_Set task_:
Present every line in which the string "Robert" appears.

(Rows from a dataset)
_ _ _ _
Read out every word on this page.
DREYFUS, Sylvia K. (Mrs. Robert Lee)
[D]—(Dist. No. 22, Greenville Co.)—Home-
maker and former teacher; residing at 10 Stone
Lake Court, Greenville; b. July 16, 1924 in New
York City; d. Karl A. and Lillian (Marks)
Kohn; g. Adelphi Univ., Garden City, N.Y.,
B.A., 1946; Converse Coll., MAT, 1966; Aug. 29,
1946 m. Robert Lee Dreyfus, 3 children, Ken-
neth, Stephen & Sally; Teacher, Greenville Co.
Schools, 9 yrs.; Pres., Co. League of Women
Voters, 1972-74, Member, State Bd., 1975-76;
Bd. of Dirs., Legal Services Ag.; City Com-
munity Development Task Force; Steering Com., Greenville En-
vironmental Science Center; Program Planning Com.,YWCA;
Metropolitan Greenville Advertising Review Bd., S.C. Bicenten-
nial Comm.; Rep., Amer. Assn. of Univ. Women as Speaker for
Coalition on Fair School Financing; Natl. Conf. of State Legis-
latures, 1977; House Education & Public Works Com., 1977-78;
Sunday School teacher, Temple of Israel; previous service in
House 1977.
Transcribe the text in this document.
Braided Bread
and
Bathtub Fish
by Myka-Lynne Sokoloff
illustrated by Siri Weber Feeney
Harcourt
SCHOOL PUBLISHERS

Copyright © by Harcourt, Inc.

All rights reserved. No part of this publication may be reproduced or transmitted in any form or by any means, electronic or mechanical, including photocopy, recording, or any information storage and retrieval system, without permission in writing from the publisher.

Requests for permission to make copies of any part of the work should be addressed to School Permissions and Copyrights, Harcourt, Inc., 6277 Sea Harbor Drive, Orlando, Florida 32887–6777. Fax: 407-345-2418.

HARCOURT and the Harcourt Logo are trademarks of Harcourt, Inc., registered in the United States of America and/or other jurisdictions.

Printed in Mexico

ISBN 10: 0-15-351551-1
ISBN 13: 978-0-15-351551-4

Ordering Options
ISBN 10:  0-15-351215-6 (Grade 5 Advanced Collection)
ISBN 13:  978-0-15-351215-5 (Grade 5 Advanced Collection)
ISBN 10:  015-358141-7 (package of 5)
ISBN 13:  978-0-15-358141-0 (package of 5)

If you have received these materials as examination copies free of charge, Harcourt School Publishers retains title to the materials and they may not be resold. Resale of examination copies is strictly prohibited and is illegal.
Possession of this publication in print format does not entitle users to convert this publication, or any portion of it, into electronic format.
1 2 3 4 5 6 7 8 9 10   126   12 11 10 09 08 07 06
_ _ _ _
_Exercise result_:
DREYFUS, Sylvia K. (Mrs. Robert Lee)
1946 m. Robert Lee Dreyfus, 3 children, Ken-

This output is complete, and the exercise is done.